[Saved entries]

------------------------------------------------

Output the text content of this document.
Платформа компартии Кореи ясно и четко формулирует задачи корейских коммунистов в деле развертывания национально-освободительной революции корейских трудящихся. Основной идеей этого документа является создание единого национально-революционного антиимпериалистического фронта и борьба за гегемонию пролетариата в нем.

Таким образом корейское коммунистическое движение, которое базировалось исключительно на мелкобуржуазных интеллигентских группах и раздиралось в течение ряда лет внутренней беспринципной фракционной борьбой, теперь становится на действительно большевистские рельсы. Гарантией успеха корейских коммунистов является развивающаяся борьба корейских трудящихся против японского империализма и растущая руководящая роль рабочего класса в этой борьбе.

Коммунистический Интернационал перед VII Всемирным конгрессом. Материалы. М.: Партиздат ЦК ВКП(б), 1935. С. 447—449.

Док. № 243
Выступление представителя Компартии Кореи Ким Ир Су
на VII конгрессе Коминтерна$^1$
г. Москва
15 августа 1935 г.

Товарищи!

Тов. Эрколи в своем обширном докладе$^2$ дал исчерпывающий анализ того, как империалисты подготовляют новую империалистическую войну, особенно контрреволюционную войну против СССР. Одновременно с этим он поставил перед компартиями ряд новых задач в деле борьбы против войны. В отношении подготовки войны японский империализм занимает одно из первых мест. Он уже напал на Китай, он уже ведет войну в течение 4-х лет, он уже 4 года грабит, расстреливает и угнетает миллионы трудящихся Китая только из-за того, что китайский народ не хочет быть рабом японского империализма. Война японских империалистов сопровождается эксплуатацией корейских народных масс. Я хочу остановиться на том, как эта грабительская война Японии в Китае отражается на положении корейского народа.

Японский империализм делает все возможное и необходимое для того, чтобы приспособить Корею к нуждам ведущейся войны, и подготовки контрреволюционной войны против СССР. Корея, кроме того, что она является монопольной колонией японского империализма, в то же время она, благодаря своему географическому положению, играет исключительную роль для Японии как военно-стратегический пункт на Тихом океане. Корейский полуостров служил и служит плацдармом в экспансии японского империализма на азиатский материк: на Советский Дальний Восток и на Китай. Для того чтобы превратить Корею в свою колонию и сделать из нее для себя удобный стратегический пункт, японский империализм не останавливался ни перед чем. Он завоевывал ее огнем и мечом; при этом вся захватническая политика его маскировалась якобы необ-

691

------------------------------------------------

_Work instructions_
From the entries above, list each line with "Кореи" in it.

_The completed task_
Платформа компартии Кореи ясно и четко формулирует задачи корейских коммунистов в деле развертывания национально-освободительной революции корейских трудящихся. Основной идеей этого документа является создание единого национально-революционного антиимпериалистического фронта и борьба за гегемонию пролетариата в нем.
Выступление представителя Компартии Кореи Ким Ир Су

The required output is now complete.